begin

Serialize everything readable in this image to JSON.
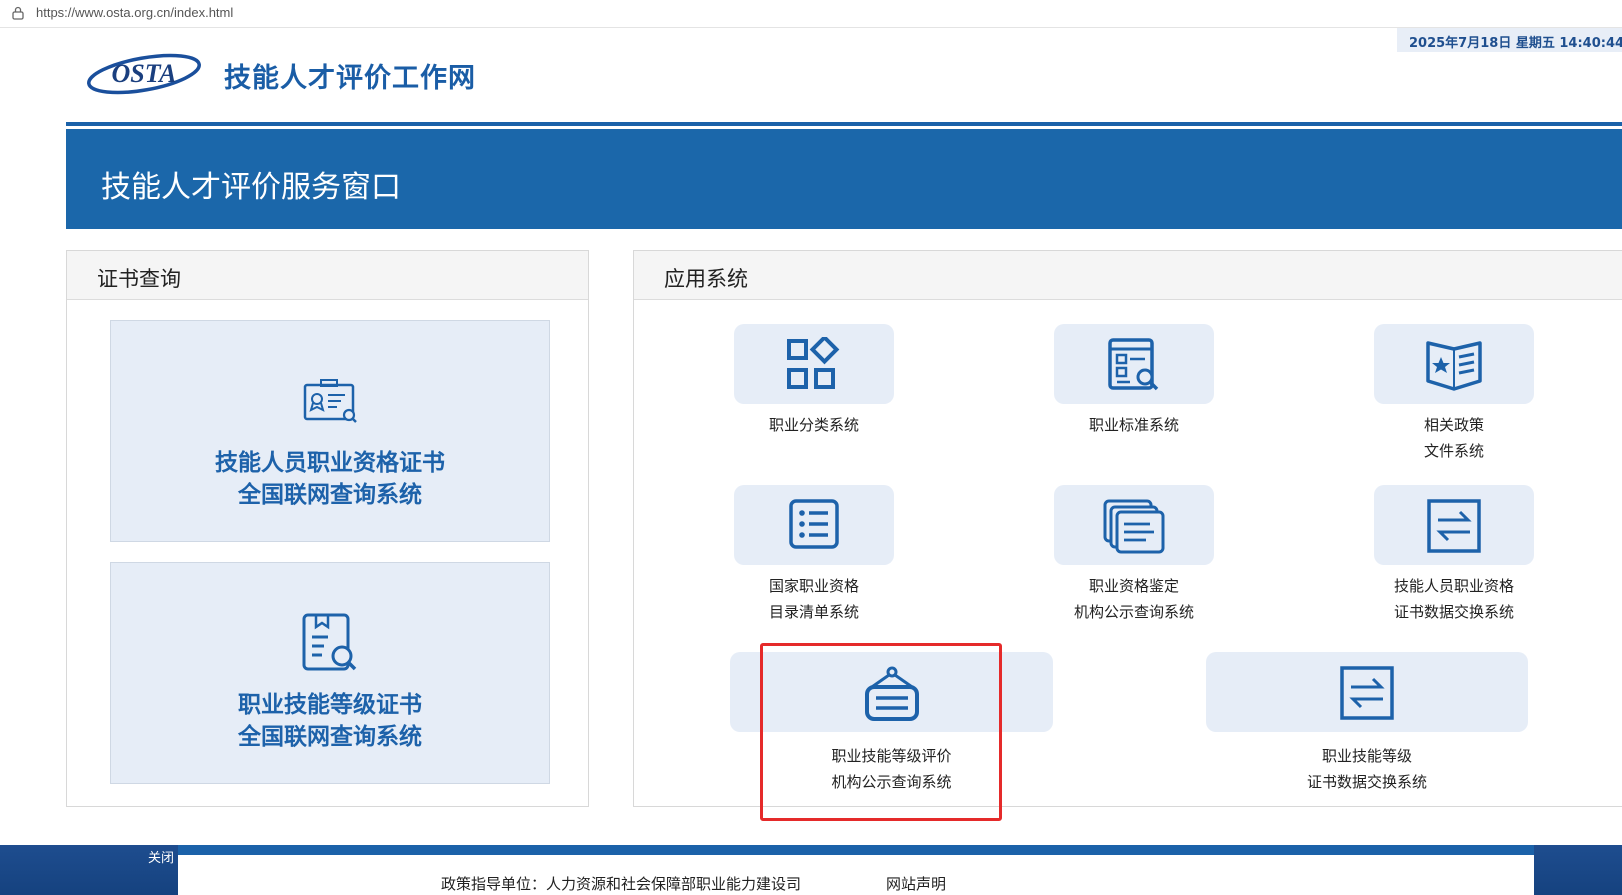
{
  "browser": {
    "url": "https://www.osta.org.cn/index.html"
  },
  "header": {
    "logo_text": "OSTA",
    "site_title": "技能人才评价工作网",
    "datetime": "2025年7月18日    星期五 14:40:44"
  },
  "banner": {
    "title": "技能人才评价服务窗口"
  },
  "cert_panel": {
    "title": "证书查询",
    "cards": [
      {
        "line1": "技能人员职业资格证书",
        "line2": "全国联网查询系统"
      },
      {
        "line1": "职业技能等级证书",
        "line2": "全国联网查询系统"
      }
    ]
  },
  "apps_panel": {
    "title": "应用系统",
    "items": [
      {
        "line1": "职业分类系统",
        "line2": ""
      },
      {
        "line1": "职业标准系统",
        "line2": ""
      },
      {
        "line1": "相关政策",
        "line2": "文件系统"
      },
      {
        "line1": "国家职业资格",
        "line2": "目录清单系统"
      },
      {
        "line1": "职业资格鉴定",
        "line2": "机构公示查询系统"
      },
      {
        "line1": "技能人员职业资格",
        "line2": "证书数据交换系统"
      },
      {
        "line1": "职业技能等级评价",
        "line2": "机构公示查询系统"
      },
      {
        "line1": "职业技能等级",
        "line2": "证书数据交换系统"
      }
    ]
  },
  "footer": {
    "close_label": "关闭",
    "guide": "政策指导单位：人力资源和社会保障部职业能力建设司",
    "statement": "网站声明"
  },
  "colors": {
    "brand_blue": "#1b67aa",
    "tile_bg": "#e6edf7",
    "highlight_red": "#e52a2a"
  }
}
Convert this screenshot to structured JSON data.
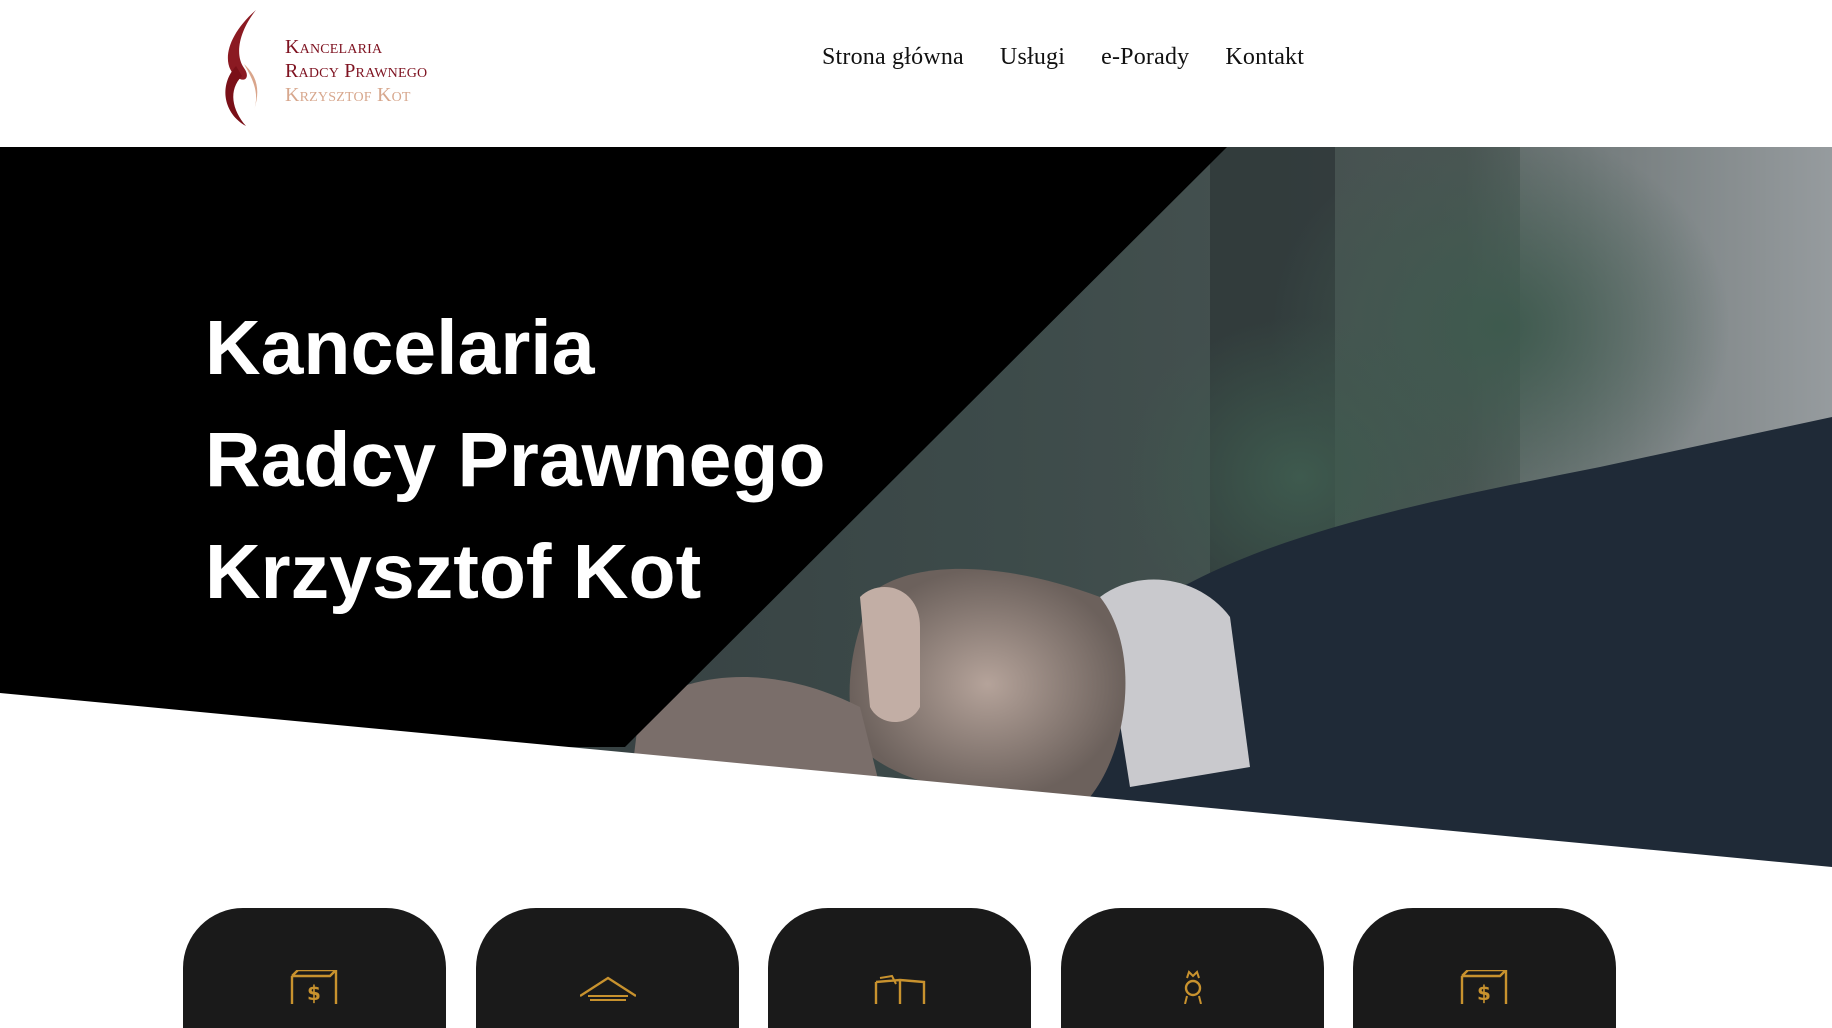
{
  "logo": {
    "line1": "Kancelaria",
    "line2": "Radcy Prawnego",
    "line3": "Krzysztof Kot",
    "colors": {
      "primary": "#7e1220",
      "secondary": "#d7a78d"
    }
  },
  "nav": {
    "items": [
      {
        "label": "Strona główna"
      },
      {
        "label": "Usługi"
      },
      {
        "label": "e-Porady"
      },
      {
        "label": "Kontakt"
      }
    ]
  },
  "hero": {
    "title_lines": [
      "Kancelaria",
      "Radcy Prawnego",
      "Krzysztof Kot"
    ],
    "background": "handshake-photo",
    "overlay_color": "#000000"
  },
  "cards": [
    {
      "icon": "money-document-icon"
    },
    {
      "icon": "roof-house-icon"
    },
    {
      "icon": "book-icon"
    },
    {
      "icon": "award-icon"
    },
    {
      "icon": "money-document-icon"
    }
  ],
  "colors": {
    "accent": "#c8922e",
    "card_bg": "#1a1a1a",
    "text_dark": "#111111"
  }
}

end
begin

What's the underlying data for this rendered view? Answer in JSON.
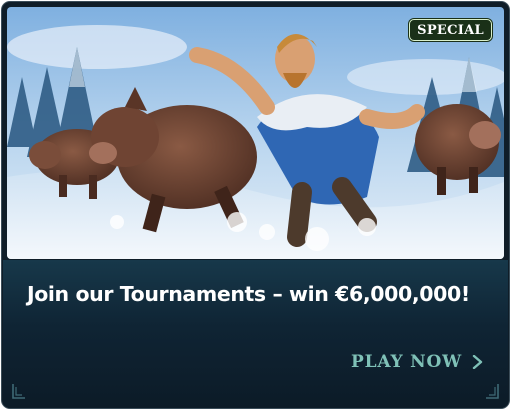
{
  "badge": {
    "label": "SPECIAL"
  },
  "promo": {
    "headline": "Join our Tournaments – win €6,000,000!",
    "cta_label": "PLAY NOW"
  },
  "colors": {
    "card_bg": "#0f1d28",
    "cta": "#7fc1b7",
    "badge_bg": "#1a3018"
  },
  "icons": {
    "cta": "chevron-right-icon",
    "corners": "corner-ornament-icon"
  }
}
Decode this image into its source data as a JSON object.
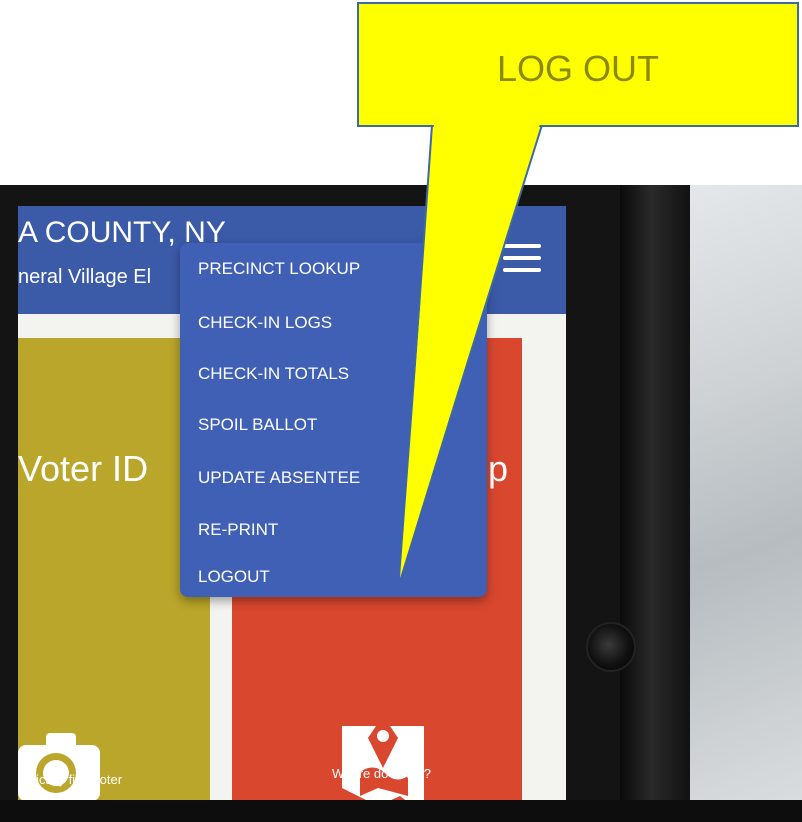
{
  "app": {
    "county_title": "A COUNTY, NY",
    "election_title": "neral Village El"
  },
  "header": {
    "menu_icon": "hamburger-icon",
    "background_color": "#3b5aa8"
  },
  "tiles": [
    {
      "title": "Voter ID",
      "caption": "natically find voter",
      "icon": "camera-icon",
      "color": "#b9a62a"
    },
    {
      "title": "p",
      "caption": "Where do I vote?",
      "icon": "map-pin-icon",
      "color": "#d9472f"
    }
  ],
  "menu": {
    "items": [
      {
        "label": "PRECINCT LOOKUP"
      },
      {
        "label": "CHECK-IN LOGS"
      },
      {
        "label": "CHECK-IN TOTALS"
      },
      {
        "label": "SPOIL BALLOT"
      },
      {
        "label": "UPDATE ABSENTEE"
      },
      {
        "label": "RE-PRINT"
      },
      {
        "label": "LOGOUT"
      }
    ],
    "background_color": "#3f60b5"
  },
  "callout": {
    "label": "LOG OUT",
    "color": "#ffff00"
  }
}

end

• [Task brief]:
Show all lines from the data above in which the word "caption" appears.

• [Solution to the exercise]:
      "caption": "natically find voter",
      "caption": "Where do I vote?",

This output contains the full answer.